Description of the task:
Reproduce the listing word for word. Skip any image.

Records supplied:

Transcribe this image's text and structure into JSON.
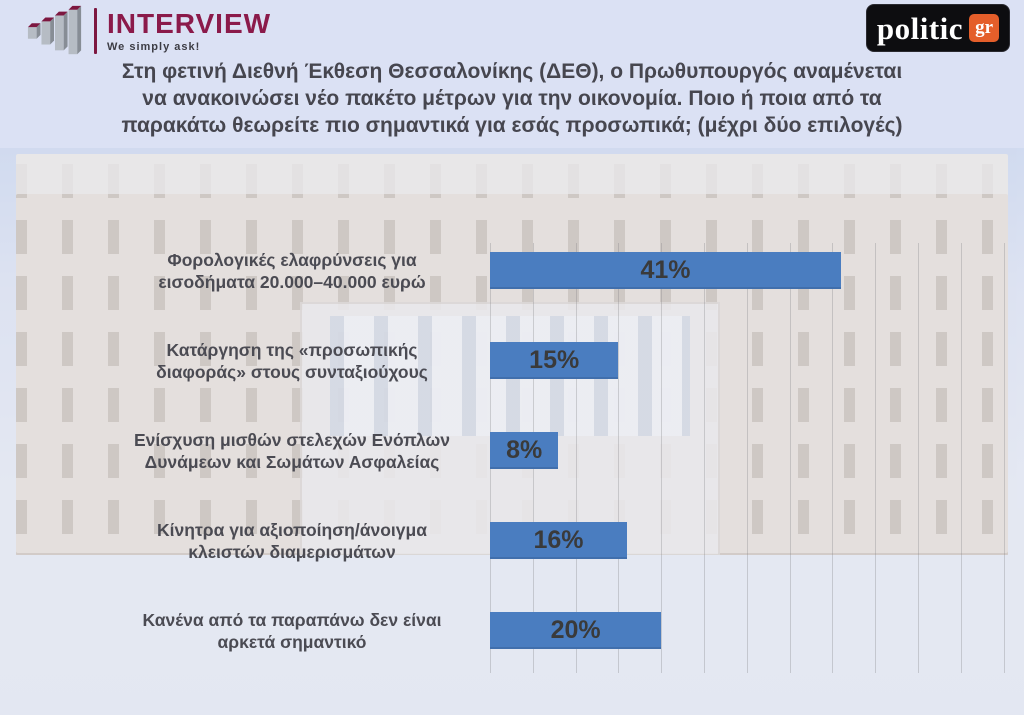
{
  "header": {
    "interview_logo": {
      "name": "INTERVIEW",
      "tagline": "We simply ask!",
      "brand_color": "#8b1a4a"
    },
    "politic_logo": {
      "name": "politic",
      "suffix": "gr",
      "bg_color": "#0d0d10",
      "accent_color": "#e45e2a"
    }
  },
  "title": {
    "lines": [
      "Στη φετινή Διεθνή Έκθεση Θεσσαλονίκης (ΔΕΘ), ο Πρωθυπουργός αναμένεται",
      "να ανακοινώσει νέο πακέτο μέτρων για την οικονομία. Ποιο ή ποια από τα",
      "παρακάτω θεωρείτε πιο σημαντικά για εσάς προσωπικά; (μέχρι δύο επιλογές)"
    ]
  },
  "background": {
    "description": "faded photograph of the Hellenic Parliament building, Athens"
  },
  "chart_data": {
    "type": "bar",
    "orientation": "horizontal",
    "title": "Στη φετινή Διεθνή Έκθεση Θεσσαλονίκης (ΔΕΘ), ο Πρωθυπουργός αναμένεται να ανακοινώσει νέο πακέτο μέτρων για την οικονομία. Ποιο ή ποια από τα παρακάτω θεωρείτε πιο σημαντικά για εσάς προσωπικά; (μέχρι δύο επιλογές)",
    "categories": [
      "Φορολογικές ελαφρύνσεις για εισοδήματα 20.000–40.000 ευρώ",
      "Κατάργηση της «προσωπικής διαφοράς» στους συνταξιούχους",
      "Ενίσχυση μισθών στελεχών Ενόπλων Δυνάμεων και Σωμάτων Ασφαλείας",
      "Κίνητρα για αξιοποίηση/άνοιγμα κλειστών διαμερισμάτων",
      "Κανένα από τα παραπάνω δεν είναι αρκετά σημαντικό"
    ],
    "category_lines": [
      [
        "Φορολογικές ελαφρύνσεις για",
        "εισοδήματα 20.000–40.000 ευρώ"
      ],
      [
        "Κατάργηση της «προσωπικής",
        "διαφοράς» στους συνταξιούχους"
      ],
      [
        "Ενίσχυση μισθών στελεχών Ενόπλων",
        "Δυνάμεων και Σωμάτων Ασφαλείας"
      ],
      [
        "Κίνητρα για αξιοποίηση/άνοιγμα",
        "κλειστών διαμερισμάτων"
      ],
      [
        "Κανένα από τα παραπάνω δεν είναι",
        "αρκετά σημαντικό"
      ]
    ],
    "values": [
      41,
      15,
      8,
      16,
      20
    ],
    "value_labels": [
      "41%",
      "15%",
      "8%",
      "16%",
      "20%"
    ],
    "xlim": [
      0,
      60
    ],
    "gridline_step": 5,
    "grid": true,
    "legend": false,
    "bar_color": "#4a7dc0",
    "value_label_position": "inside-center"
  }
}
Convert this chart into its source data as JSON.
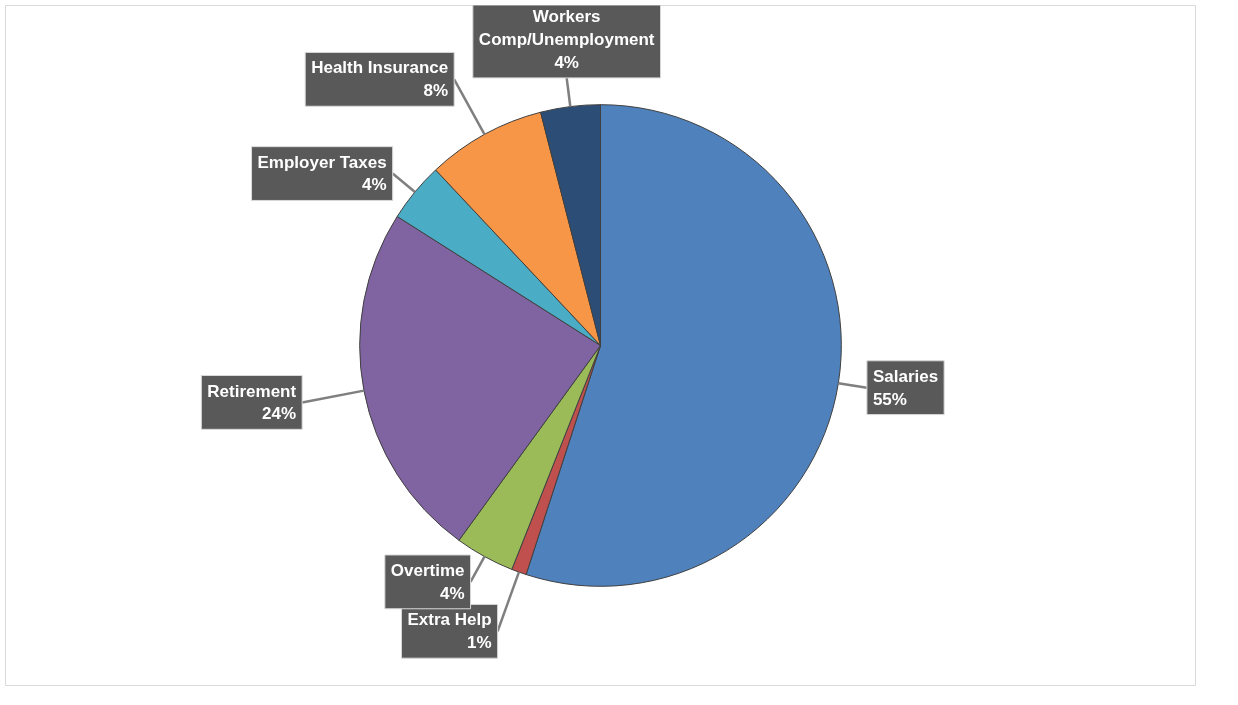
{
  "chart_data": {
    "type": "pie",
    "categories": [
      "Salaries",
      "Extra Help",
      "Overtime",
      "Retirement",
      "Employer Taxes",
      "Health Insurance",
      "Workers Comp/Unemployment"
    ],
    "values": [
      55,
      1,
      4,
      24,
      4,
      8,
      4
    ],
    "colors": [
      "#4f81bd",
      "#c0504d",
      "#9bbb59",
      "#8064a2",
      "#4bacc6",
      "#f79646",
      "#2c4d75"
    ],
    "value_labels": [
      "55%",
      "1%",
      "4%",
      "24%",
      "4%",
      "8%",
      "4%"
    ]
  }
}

Solution to this problem:
Transcribe this image's text and structure into JSON.
{
  "header": {
    "interview_logo": {
      "name": "INTERVIEW",
      "tagline": "We simply ask!",
      "brand_color": "#8b1a4a"
    },
    "politic_logo": {
      "name": "politic",
      "suffix": "gr",
      "bg_color": "#0d0d10",
      "accent_color": "#e45e2a"
    }
  },
  "title": {
    "lines": [
      "Στη φετινή Διεθνή Έκθεση Θεσσαλονίκης (ΔΕΘ), ο Πρωθυπουργός αναμένεται",
      "να ανακοινώσει νέο πακέτο μέτρων για την οικονομία. Ποιο ή ποια από τα",
      "παρακάτω θεωρείτε πιο σημαντικά για εσάς προσωπικά; (μέχρι δύο επιλογές)"
    ]
  },
  "background": {
    "description": "faded photograph of the Hellenic Parliament building, Athens"
  },
  "chart_data": {
    "type": "bar",
    "orientation": "horizontal",
    "title": "Στη φετινή Διεθνή Έκθεση Θεσσαλονίκης (ΔΕΘ), ο Πρωθυπουργός αναμένεται να ανακοινώσει νέο πακέτο μέτρων για την οικονομία. Ποιο ή ποια από τα παρακάτω θεωρείτε πιο σημαντικά για εσάς προσωπικά; (μέχρι δύο επιλογές)",
    "categories": [
      "Φορολογικές ελαφρύνσεις για εισοδήματα 20.000–40.000 ευρώ",
      "Κατάργηση της «προσωπικής διαφοράς» στους συνταξιούχους",
      "Ενίσχυση μισθών στελεχών Ενόπλων Δυνάμεων και Σωμάτων Ασφαλείας",
      "Κίνητρα για αξιοποίηση/άνοιγμα κλειστών διαμερισμάτων",
      "Κανένα από τα παραπάνω δεν είναι αρκετά σημαντικό"
    ],
    "category_lines": [
      [
        "Φορολογικές ελαφρύνσεις για",
        "εισοδήματα 20.000–40.000 ευρώ"
      ],
      [
        "Κατάργηση της «προσωπικής",
        "διαφοράς» στους συνταξιούχους"
      ],
      [
        "Ενίσχυση μισθών στελεχών Ενόπλων",
        "Δυνάμεων και Σωμάτων Ασφαλείας"
      ],
      [
        "Κίνητρα για αξιοποίηση/άνοιγμα",
        "κλειστών διαμερισμάτων"
      ],
      [
        "Κανένα από τα παραπάνω δεν είναι",
        "αρκετά σημαντικό"
      ]
    ],
    "values": [
      41,
      15,
      8,
      16,
      20
    ],
    "value_labels": [
      "41%",
      "15%",
      "8%",
      "16%",
      "20%"
    ],
    "xlim": [
      0,
      60
    ],
    "gridline_step": 5,
    "grid": true,
    "legend": false,
    "bar_color": "#4a7dc0",
    "value_label_position": "inside-center"
  }
}
Convert this chart into its source data as JSON.
{
  "chart_data": {
    "type": "pie",
    "categories": [
      "Salaries",
      "Extra Help",
      "Overtime",
      "Retirement",
      "Employer Taxes",
      "Health Insurance",
      "Workers Comp/Unemployment"
    ],
    "values": [
      55,
      1,
      4,
      24,
      4,
      8,
      4
    ],
    "colors": [
      "#4f81bd",
      "#c0504d",
      "#9bbb59",
      "#8064a2",
      "#4bacc6",
      "#f79646",
      "#2c4d75"
    ],
    "value_labels": [
      "55%",
      "1%",
      "4%",
      "24%",
      "4%",
      "8%",
      "4%"
    ]
  }
}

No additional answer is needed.